BRIEF.
Retype the data below without altering anything.
---*---
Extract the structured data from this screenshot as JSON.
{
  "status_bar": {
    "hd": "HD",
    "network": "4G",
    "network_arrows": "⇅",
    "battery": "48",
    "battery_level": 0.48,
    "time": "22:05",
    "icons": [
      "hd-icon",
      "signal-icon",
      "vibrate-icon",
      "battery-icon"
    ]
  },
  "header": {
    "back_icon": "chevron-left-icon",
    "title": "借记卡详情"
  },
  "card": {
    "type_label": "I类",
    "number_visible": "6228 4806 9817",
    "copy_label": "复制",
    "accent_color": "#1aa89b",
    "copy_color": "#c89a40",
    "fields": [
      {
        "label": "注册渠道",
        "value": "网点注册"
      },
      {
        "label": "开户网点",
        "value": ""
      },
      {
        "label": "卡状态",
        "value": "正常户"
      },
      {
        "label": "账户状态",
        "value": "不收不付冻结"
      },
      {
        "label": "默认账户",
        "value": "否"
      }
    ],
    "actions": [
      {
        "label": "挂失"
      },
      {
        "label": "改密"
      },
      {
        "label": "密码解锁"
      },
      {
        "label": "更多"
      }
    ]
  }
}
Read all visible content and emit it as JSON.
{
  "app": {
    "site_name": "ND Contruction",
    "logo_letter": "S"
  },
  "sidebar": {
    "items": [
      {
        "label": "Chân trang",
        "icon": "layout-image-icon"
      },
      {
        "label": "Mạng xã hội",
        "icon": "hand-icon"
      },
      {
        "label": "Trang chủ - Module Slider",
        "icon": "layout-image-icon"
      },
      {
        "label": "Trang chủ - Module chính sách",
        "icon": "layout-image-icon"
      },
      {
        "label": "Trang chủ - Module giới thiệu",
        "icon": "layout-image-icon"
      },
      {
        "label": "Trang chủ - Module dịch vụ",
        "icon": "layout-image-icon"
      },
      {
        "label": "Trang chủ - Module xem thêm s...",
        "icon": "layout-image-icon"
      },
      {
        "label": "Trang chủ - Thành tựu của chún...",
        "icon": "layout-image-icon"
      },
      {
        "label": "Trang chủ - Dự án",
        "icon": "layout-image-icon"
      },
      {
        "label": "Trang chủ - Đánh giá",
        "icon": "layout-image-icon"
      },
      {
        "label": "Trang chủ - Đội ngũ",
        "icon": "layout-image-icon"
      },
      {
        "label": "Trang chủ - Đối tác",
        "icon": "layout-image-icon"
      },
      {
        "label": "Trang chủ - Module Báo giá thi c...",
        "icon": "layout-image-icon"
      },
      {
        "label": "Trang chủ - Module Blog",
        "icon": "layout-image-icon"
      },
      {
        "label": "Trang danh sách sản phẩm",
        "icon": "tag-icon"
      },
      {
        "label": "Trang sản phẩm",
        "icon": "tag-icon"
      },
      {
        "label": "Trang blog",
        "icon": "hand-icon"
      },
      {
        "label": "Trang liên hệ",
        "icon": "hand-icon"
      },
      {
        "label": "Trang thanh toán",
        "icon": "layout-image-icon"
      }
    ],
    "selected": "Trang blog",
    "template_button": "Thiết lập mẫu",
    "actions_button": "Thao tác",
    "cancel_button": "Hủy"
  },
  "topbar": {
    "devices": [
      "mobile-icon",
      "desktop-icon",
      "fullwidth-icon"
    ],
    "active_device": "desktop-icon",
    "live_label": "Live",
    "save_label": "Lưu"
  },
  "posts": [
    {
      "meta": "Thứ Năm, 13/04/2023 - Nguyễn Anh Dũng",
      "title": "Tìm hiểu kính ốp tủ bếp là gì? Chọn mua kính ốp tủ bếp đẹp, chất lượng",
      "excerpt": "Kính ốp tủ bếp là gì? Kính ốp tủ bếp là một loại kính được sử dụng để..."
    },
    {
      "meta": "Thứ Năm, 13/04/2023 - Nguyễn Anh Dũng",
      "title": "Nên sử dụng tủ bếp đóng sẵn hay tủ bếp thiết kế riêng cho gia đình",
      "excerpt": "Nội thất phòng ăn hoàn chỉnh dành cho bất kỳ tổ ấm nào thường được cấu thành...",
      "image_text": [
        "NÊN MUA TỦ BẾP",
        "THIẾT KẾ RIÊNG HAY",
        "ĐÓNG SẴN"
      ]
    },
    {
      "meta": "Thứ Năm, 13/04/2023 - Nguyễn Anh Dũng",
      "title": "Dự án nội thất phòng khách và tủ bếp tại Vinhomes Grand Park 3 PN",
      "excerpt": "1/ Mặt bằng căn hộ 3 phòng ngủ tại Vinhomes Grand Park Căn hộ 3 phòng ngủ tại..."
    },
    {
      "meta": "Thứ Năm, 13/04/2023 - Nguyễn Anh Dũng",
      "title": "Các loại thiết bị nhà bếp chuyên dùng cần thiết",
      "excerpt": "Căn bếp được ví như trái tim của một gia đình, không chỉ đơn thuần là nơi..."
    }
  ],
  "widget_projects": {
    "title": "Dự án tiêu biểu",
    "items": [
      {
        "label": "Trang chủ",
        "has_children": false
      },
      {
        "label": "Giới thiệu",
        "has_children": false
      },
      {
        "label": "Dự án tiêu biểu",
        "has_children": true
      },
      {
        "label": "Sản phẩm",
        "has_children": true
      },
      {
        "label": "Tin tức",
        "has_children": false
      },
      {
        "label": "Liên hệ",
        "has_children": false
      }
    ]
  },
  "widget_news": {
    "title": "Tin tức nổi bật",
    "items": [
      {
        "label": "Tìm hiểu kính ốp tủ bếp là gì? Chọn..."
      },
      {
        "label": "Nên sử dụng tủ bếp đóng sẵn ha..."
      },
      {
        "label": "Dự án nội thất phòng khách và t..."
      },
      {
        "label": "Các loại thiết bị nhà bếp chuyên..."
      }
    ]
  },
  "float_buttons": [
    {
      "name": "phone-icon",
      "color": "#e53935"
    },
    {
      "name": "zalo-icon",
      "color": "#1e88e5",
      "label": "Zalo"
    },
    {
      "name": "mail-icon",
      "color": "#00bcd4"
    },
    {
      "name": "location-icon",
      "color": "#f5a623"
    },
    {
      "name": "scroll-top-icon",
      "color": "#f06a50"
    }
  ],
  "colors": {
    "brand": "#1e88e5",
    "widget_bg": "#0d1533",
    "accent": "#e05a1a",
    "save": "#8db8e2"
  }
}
---*---
REPLY.
Extract the structured data from this screenshot as JSON.
{
  "status_bar": {
    "hd": "HD",
    "network": "4G",
    "network_arrows": "⇅",
    "battery": "48",
    "battery_level": 0.48,
    "time": "22:05",
    "icons": [
      "hd-icon",
      "signal-icon",
      "vibrate-icon",
      "battery-icon"
    ]
  },
  "header": {
    "back_icon": "chevron-left-icon",
    "title": "借记卡详情"
  },
  "card": {
    "type_label": "I类",
    "number_visible": "6228 4806 9817",
    "copy_label": "复制",
    "accent_color": "#1aa89b",
    "copy_color": "#c89a40",
    "fields": [
      {
        "label": "注册渠道",
        "value": "网点注册"
      },
      {
        "label": "开户网点",
        "value": ""
      },
      {
        "label": "卡状态",
        "value": "正常户"
      },
      {
        "label": "账户状态",
        "value": "不收不付冻结"
      },
      {
        "label": "默认账户",
        "value": "否"
      }
    ],
    "actions": [
      {
        "label": "挂失"
      },
      {
        "label": "改密"
      },
      {
        "label": "密码解锁"
      },
      {
        "label": "更多"
      }
    ]
  }
}
Read all visible content and emit it as JSON.
{
  "app": {
    "site_name": "ND Contruction",
    "logo_letter": "S"
  },
  "sidebar": {
    "items": [
      {
        "label": "Chân trang",
        "icon": "layout-image-icon"
      },
      {
        "label": "Mạng xã hội",
        "icon": "hand-icon"
      },
      {
        "label": "Trang chủ - Module Slider",
        "icon": "layout-image-icon"
      },
      {
        "label": "Trang chủ - Module chính sách",
        "icon": "layout-image-icon"
      },
      {
        "label": "Trang chủ - Module giới thiệu",
        "icon": "layout-image-icon"
      },
      {
        "label": "Trang chủ - Module dịch vụ",
        "icon": "layout-image-icon"
      },
      {
        "label": "Trang chủ - Module xem thêm s...",
        "icon": "layout-image-icon"
      },
      {
        "label": "Trang chủ - Thành tựu của chún...",
        "icon": "layout-image-icon"
      },
      {
        "label": "Trang chủ - Dự án",
        "icon": "layout-image-icon"
      },
      {
        "label": "Trang chủ - Đánh giá",
        "icon": "layout-image-icon"
      },
      {
        "label": "Trang chủ - Đội ngũ",
        "icon": "layout-image-icon"
      },
      {
        "label": "Trang chủ - Đối tác",
        "icon": "layout-image-icon"
      },
      {
        "label": "Trang chủ - Module Báo giá thi c...",
        "icon": "layout-image-icon"
      },
      {
        "label": "Trang chủ - Module Blog",
        "icon": "layout-image-icon"
      },
      {
        "label": "Trang danh sách sản phẩm",
        "icon": "tag-icon"
      },
      {
        "label": "Trang sản phẩm",
        "icon": "tag-icon"
      },
      {
        "label": "Trang blog",
        "icon": "hand-icon"
      },
      {
        "label": "Trang liên hệ",
        "icon": "hand-icon"
      },
      {
        "label": "Trang thanh toán",
        "icon": "layout-image-icon"
      }
    ],
    "selected": "Trang blog",
    "template_button": "Thiết lập mẫu",
    "actions_button": "Thao tác",
    "cancel_button": "Hủy"
  },
  "topbar": {
    "devices": [
      "mobile-icon",
      "desktop-icon",
      "fullwidth-icon"
    ],
    "active_device": "desktop-icon",
    "live_label": "Live",
    "save_label": "Lưu"
  },
  "posts": [
    {
      "meta": "Thứ Năm, 13/04/2023 - Nguyễn Anh Dũng",
      "title": "Tìm hiểu kính ốp tủ bếp là gì? Chọn mua kính ốp tủ bếp đẹp, chất lượng",
      "excerpt": "Kính ốp tủ bếp là gì? Kính ốp tủ bếp là một loại kính được sử dụng để..."
    },
    {
      "meta": "Thứ Năm, 13/04/2023 - Nguyễn Anh Dũng",
      "title": "Nên sử dụng tủ bếp đóng sẵn hay tủ bếp thiết kế riêng cho gia đình",
      "excerpt": "Nội thất phòng ăn hoàn chỉnh dành cho bất kỳ tổ ấm nào thường được cấu thành...",
      "image_text": [
        "NÊN MUA TỦ BẾP",
        "THIẾT KẾ RIÊNG HAY",
        "ĐÓNG SẴN"
      ]
    },
    {
      "meta": "Thứ Năm, 13/04/2023 - Nguyễn Anh Dũng",
      "title": "Dự án nội thất phòng khách và tủ bếp tại Vinhomes Grand Park 3 PN",
      "excerpt": "1/ Mặt bằng căn hộ 3 phòng ngủ tại Vinhomes Grand Park Căn hộ 3 phòng ngủ tại..."
    },
    {
      "meta": "Thứ Năm, 13/04/2023 - Nguyễn Anh Dũng",
      "title": "Các loại thiết bị nhà bếp chuyên dùng cần thiết",
      "excerpt": "Căn bếp được ví như trái tim của một gia đình, không chỉ đơn thuần là nơi..."
    }
  ],
  "widget_projects": {
    "title": "Dự án tiêu biểu",
    "items": [
      {
        "label": "Trang chủ",
        "has_children": false
      },
      {
        "label": "Giới thiệu",
        "has_children": false
      },
      {
        "label": "Dự án tiêu biểu",
        "has_children": true
      },
      {
        "label": "Sản phẩm",
        "has_children": true
      },
      {
        "label": "Tin tức",
        "has_children": false
      },
      {
        "label": "Liên hệ",
        "has_children": false
      }
    ]
  },
  "widget_news": {
    "title": "Tin tức nổi bật",
    "items": [
      {
        "label": "Tìm hiểu kính ốp tủ bếp là gì? Chọn..."
      },
      {
        "label": "Nên sử dụng tủ bếp đóng sẵn ha..."
      },
      {
        "label": "Dự án nội thất phòng khách và t..."
      },
      {
        "label": "Các loại thiết bị nhà bếp chuyên..."
      }
    ]
  },
  "float_buttons": [
    {
      "name": "phone-icon",
      "color": "#e53935"
    },
    {
      "name": "zalo-icon",
      "color": "#1e88e5",
      "label": "Zalo"
    },
    {
      "name": "mail-icon",
      "color": "#00bcd4"
    },
    {
      "name": "location-icon",
      "color": "#f5a623"
    },
    {
      "name": "scroll-top-icon",
      "color": "#f06a50"
    }
  ],
  "colors": {
    "brand": "#1e88e5",
    "widget_bg": "#0d1533",
    "accent": "#e05a1a",
    "save": "#8db8e2"
  }
}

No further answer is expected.